§ **Textabschnitt**:
19/05 Menschenrechte;
41/02 Passrecht Fremdenrecht;

Norm

AsylG 1991 §7;
AufG 1992 §1 Abs1;
AufG 1992 §1 Abs3 Z6;
AufG 1992 §13 Abs1;
AufG 1992 §2 Abs3 Z4;
AufG 1992 §6 Abs2;
AufG Anzahl der Bewilligungen 1997 §4 Z4;
MRK Art8;

Betreff

Der Verwaltungsgerichtshof hat durch den Vorsitzenden Senatspräsident Dr. Stoll und die Hofräte Dr. Zens und Dr. Bayjones als Richter, im Beisein des Schriftführers Dr. Martschin, über die Beschwerde der 1963 geborenen R M in S, vertreten durch Dr. W, Rechtsanwalt in Wien, gegen den Bescheid des Bundesministers für Inneres vom 2. Dezember 1997, Zl. 308.648/2-III/11/97, betreffend Aufenthaltsbewilligung, zu Recht erkannt:

Spruch

Die Beschwerde wird als unbegründet abgewiesen.

Begründung

Mit dem im Instanzenzug ergangenen Bescheid des Bundesministers für Inneres vom 2. Dezember 1997 wurde der Antrag der Beschwerdeführerin auf Erteilung einer Aufenthaltsbewilligung gemäß § 6 Abs. 2 des Aufenthaltsgesetzes (AufG) abgewiesen. In der Begründung führte die belangte Behörde aus, gemäß § 6 Abs. 2 AufG sei der Antrag auf Erteilung einer Bewilligung vor der Einreise nach Österreich vom Ausland zu stellen. Der Antrag auf Verlängerung könne auch vom Inland aus gestellt werden. Fest stehe, daß die Beschwerdeführerin noch nie im Besitz einer Bewilligung nach dem Aufenthaltsgesetz gewesen sei. Darüberhinaus sei ihr Antrag auf Asyl mit Bescheid des Bundesministers für Inneres vom 4. April 1997 negativ entschieden worden. Aus diesem Grund sei der gegenständliche Antrag als Erstantrag zu werten, den sie vor ihrer Einreise nach Österreich vom Ausland aus hätte stellen müssen. Die Beschwerdeführerin habe auf ihrem Antragsformular als Aufenthaltsort eine Adresse in Österreich angegeben und ihren Antrag direkt bei der Bezirkshauptmannschaft Amstetten eingebracht. Somit habe sich die Beschwerdeführerin zum Zeitpunkt der Antragstellung eindeutig im Bundesgebiet aufgehalten und dadurch das gesetzliche Erfordernis einer Antragstellung vom Ausland aus nicht erfüllt. Bei Abwägung der öffentlichen Interessen und der privaten Interessen der Beschwerdeführerin, im Rahmen des Art. 8 MRK, sei aufgrund des angeführten Sachverhaltes den öffentlichen Interessen Priorität einzuräumen gewesen.

§ **Vorliegende Datensätze**:

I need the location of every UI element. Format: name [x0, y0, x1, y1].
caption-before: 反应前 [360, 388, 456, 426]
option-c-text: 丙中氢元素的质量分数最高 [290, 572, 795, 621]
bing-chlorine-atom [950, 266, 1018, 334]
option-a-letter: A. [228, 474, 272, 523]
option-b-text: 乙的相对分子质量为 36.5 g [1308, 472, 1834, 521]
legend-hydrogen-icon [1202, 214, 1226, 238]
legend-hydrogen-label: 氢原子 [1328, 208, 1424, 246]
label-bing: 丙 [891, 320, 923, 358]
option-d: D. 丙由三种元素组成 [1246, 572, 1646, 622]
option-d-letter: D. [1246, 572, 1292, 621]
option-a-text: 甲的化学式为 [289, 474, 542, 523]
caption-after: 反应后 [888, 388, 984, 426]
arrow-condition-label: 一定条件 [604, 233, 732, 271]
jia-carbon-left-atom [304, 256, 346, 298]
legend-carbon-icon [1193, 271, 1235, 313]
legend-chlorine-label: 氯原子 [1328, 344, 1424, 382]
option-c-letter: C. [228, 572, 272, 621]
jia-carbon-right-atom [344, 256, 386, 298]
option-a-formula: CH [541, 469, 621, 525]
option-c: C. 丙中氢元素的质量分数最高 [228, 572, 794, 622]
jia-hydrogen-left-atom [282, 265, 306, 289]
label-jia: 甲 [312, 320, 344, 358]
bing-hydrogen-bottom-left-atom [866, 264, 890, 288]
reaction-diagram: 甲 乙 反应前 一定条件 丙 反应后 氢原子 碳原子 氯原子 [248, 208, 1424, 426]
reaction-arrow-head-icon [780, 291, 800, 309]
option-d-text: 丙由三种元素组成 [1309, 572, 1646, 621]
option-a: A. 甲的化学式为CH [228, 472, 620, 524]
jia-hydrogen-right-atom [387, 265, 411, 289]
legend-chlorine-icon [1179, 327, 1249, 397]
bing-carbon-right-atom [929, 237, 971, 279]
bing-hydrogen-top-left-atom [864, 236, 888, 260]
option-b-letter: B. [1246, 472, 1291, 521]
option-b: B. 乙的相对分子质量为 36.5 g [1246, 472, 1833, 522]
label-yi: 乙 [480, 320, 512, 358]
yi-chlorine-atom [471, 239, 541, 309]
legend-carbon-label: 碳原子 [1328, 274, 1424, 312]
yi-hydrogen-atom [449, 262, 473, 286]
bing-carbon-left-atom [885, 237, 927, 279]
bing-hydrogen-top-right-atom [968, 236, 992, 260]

§ **Aufgabe**:
Schreibe aus der Gerichtsentscheidung wortgetreu den Teil zwischen "Der Verwaltungsgerichtshof hat" und "als unbegründet abgewiesen." ab, beide Stellen eingeschlossen. Die Datensätze werden hier nicht gebraucht.

§ **Ergebnis**:
Der Verwaltungsgerichtshof hat durch den Vorsitzenden Senatspräsident Dr. Stoll und die Hofräte Dr. Zens und Dr. Bayjones als Richter, im Beisein des Schriftführers Dr. Martschin, über die Beschwerde der 1963 geborenen R M in S, vertreten durch Dr. W, Rechtsanwalt in Wien, gegen den Bescheid des Bundesministers für Inneres vom 2. Dezember 1997, Zl. 308.648/2-III/11/97, betreffend Aufenthaltsbewilligung, zu Recht erkannt:

Spruch

Die Beschwerde wird als unbegründet abgewiesen.